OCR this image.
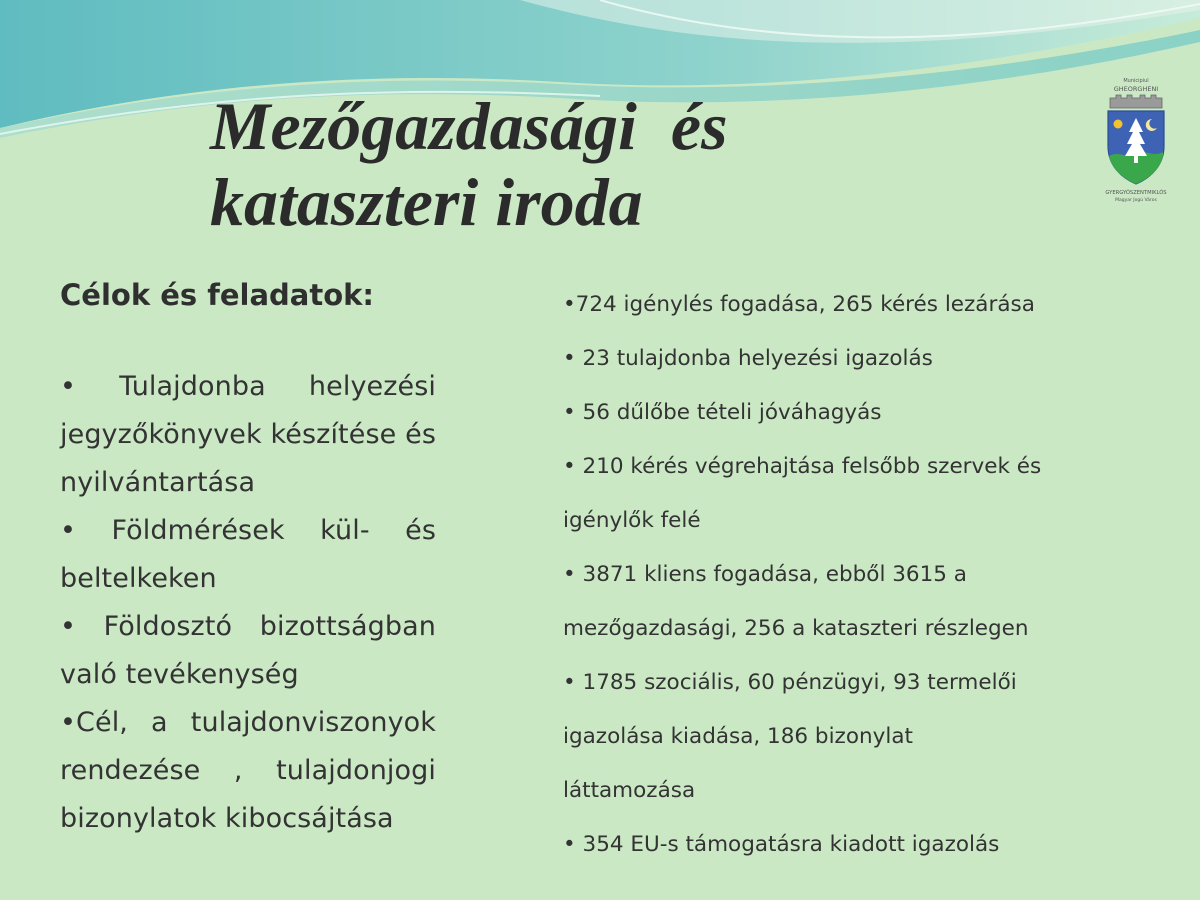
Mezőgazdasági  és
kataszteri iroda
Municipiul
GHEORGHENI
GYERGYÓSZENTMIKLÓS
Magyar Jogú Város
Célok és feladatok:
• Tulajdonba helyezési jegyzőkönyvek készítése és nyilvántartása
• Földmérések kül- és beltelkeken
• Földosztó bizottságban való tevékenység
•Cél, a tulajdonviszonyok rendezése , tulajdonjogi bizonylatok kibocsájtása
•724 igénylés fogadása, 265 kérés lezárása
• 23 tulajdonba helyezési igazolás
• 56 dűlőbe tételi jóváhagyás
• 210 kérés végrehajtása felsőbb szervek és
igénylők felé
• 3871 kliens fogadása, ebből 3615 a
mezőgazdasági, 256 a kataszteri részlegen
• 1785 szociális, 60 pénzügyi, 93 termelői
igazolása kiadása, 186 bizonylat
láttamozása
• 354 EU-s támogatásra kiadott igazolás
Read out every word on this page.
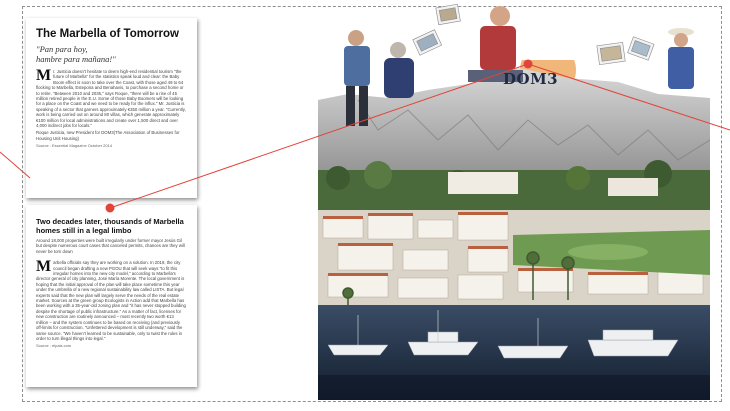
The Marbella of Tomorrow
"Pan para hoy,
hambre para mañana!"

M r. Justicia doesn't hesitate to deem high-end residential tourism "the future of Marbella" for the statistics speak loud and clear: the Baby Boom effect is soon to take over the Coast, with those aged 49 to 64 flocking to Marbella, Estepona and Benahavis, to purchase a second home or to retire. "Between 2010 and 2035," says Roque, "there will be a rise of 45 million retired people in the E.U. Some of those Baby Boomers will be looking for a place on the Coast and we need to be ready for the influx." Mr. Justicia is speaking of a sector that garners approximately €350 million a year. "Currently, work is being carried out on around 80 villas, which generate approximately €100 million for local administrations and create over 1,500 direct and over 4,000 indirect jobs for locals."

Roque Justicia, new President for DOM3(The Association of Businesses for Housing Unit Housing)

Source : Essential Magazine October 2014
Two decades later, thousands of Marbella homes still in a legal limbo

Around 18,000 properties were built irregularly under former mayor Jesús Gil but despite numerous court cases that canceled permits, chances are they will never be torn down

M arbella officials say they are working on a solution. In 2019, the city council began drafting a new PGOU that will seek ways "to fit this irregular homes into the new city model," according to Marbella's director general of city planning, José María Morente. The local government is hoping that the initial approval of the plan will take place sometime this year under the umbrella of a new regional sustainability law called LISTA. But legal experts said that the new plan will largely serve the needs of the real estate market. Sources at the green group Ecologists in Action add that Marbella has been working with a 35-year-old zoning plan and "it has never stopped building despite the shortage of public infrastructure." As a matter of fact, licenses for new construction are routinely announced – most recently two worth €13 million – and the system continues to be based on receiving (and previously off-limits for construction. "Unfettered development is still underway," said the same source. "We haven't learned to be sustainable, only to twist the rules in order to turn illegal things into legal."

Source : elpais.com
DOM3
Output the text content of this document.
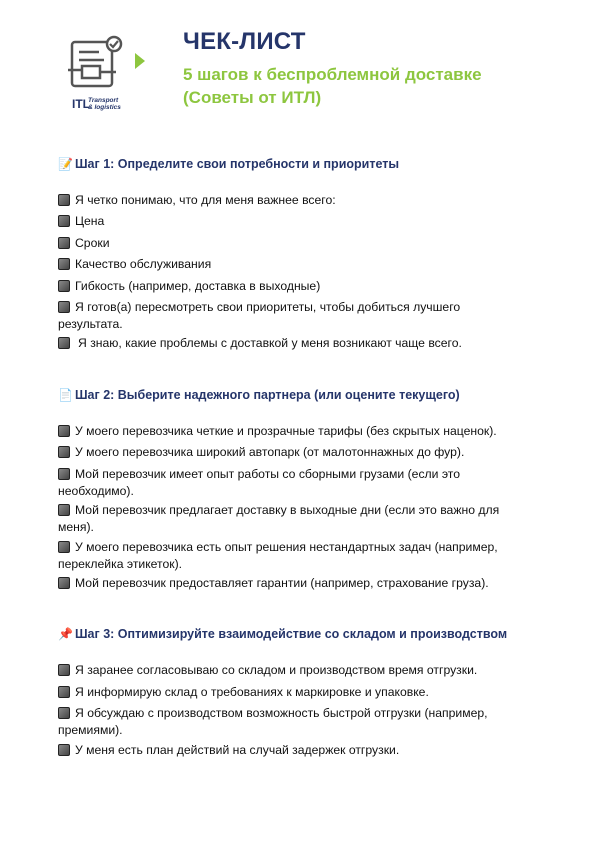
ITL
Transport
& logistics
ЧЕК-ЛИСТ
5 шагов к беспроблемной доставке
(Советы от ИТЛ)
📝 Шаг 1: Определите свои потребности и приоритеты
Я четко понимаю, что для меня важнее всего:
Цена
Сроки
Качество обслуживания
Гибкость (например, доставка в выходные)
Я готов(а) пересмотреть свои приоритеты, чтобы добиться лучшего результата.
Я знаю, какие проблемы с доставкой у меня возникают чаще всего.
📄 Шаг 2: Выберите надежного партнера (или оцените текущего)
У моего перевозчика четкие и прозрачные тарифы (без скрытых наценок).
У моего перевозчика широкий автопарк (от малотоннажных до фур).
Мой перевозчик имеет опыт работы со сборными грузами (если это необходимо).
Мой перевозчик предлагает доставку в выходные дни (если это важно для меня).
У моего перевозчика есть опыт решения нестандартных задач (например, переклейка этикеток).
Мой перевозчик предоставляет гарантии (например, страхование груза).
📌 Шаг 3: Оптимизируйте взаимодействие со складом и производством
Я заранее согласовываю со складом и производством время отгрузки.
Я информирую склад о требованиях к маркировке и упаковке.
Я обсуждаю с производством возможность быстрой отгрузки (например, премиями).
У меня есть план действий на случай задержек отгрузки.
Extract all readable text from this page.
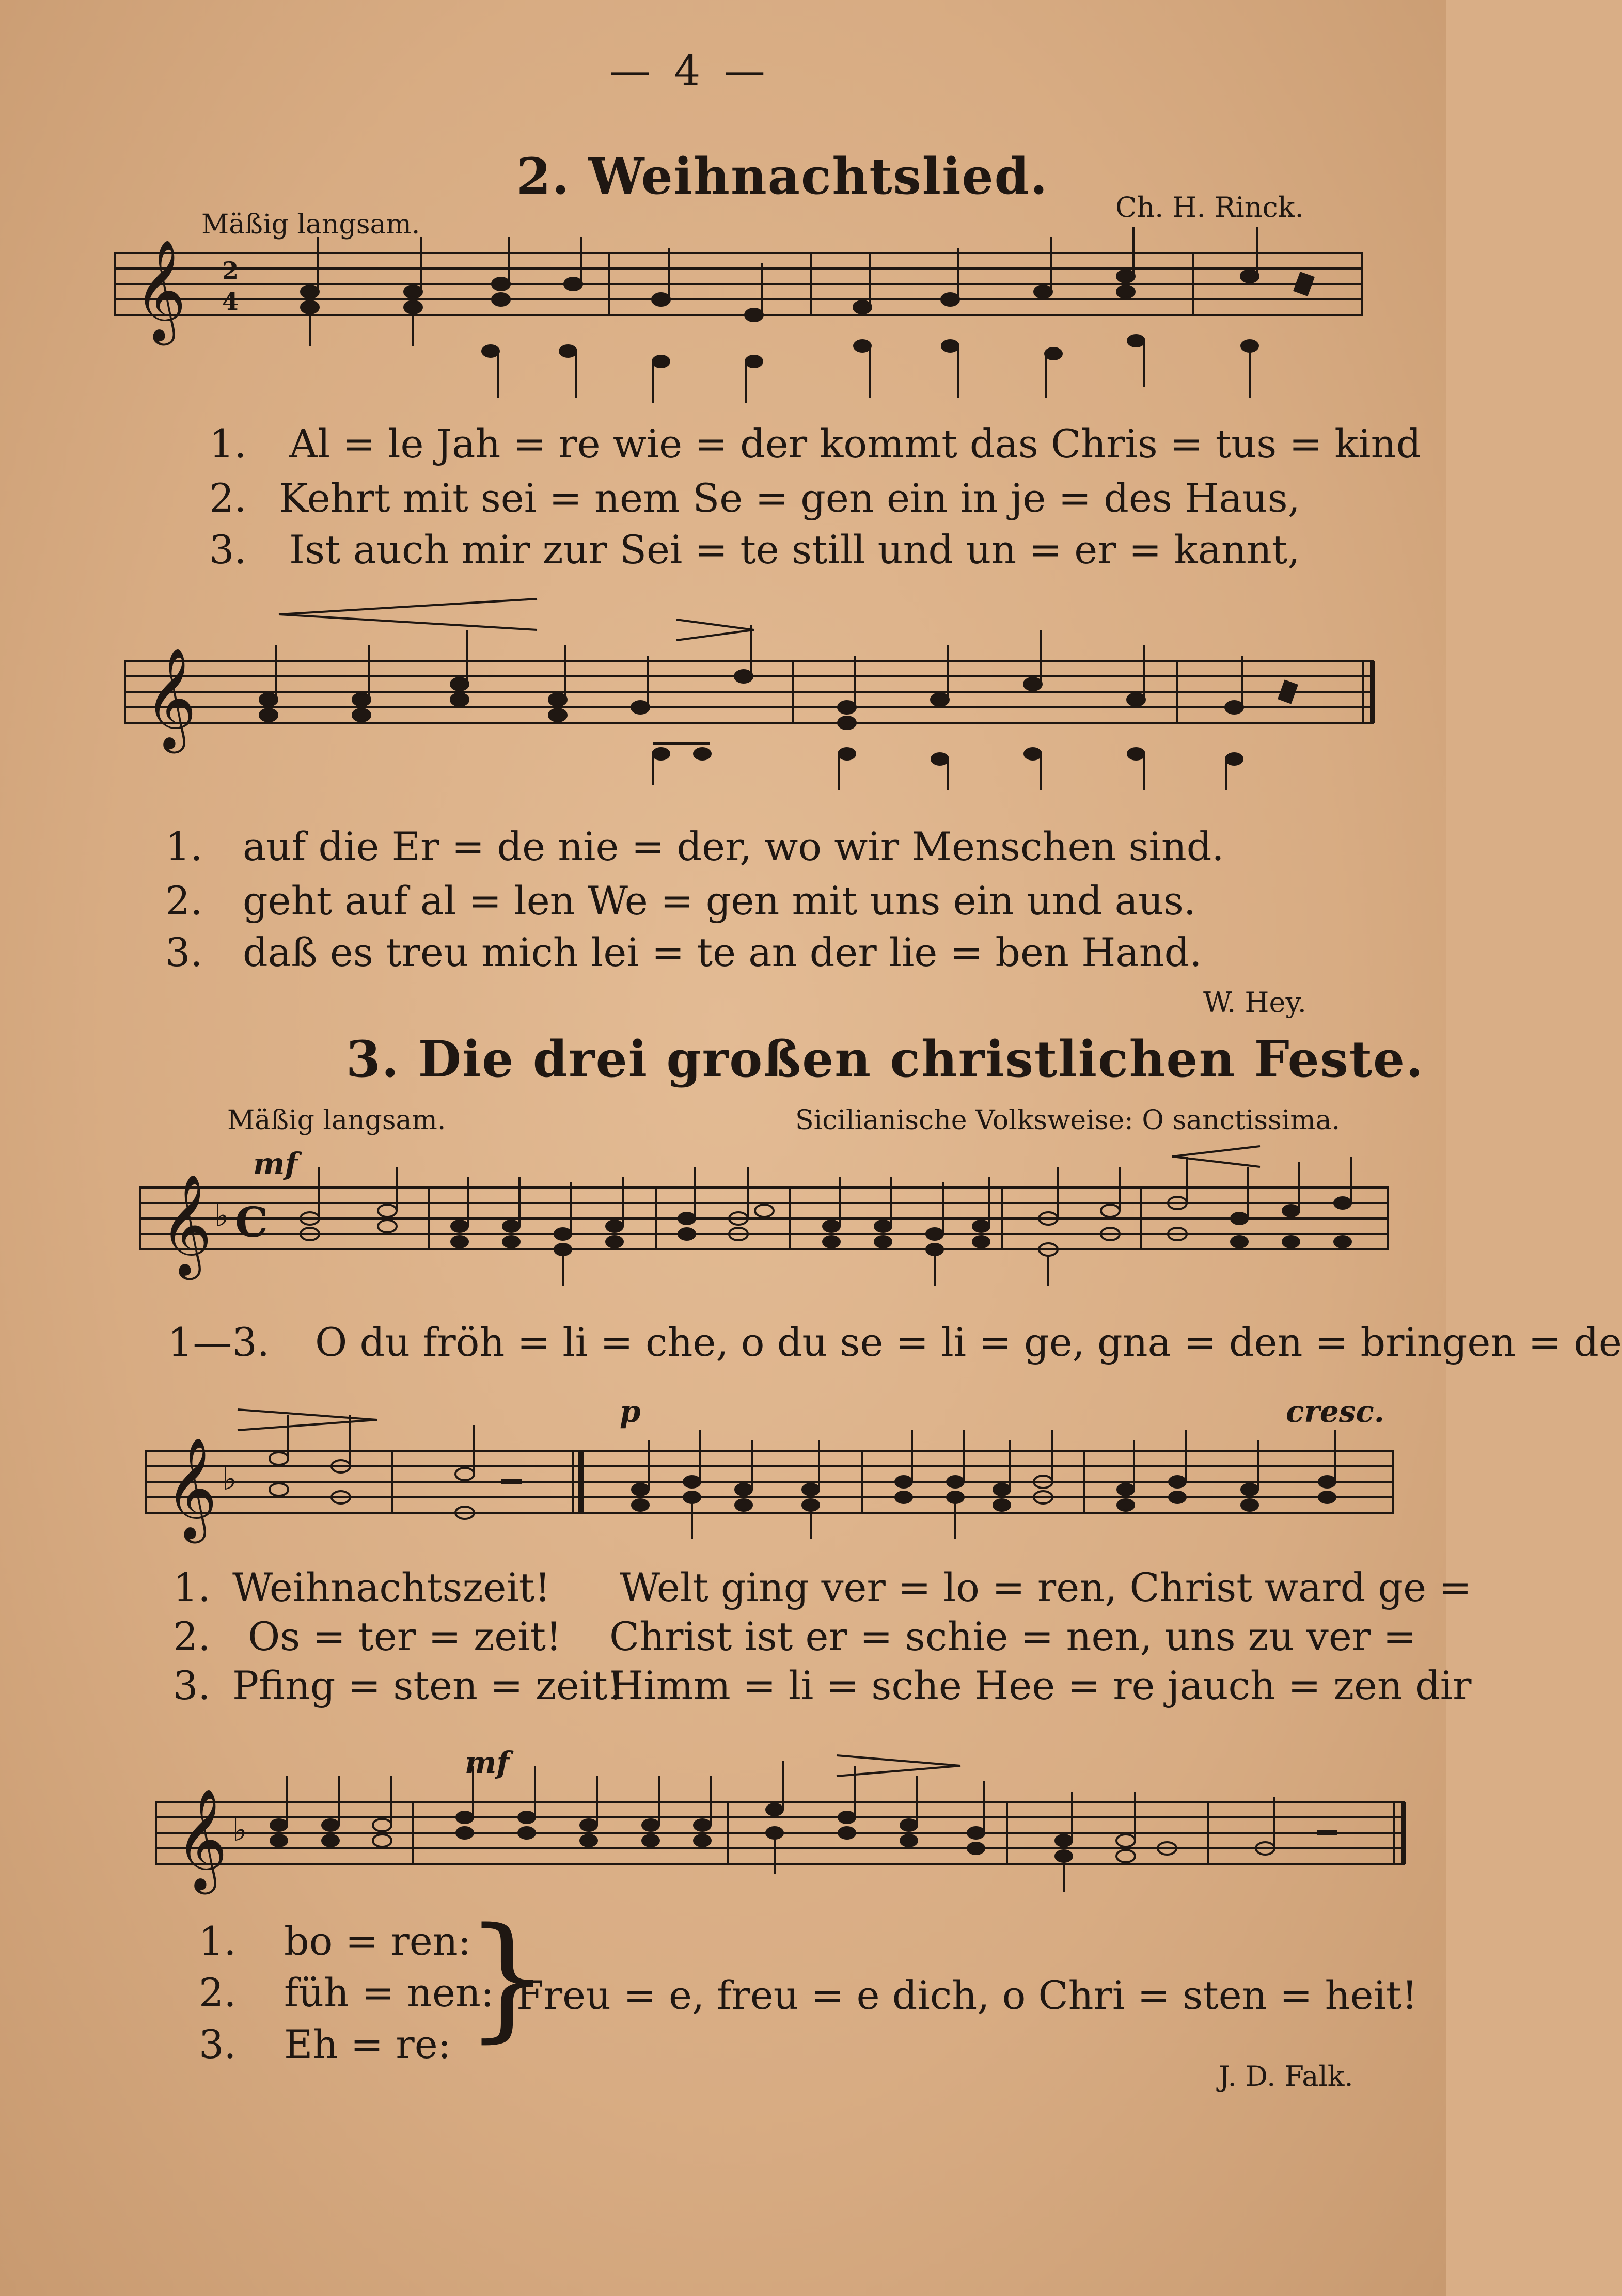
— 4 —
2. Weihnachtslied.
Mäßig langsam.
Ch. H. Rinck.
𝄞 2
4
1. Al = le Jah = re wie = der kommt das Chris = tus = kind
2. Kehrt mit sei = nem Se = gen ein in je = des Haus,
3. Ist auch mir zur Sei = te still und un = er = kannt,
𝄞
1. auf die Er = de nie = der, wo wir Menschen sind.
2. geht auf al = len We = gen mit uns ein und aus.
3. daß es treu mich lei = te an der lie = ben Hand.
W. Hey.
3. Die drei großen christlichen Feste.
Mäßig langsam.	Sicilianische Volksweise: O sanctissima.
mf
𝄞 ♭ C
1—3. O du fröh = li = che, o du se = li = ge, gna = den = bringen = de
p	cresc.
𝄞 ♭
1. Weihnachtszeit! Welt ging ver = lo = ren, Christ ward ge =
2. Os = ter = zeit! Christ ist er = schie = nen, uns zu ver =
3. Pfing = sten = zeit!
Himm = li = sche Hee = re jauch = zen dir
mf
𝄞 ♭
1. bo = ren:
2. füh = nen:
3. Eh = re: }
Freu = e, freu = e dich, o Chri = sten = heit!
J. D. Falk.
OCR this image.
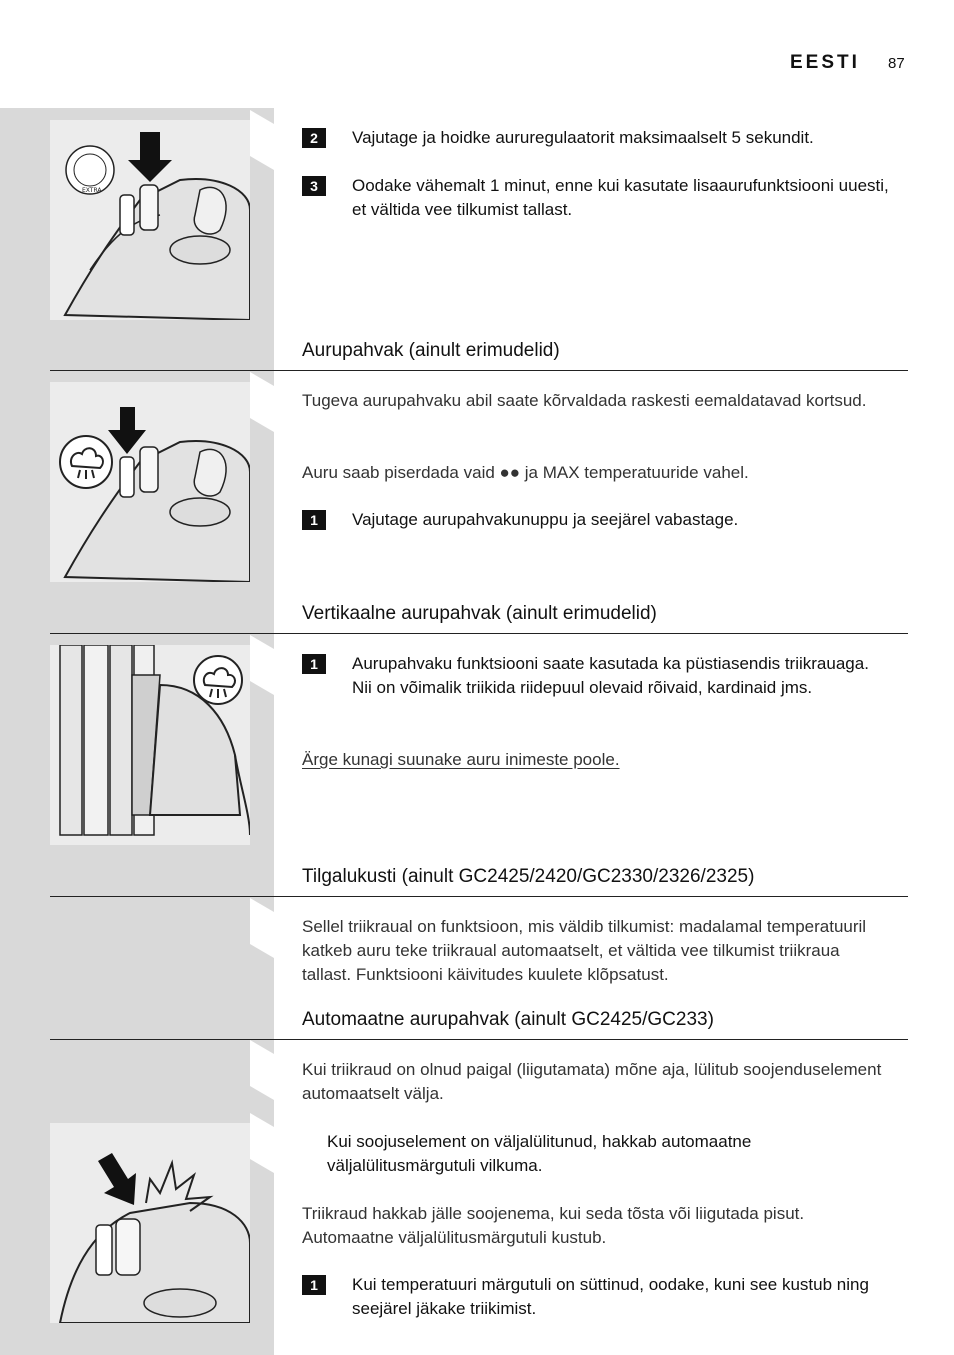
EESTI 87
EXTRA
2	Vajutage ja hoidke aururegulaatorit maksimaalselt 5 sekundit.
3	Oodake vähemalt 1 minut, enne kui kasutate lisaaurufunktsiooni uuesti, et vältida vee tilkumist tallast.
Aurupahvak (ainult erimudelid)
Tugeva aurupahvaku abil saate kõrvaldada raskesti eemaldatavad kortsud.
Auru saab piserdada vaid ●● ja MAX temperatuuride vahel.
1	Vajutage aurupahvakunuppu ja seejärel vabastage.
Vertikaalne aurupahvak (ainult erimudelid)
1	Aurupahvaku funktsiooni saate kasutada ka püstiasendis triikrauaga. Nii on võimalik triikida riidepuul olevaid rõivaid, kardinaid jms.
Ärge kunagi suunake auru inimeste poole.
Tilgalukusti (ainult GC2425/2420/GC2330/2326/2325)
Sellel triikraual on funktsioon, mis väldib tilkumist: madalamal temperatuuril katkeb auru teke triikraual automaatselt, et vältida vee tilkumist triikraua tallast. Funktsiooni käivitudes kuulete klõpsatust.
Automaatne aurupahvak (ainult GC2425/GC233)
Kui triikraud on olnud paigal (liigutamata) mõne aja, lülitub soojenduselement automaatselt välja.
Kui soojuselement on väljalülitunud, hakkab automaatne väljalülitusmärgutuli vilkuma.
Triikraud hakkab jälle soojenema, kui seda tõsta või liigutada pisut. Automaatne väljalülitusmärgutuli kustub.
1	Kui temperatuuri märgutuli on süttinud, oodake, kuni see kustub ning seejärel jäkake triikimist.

## WRITTEN EXERCISE
Find how many lines of the listing include the string "опыт" and give that number, nothing else.

## REPLY
2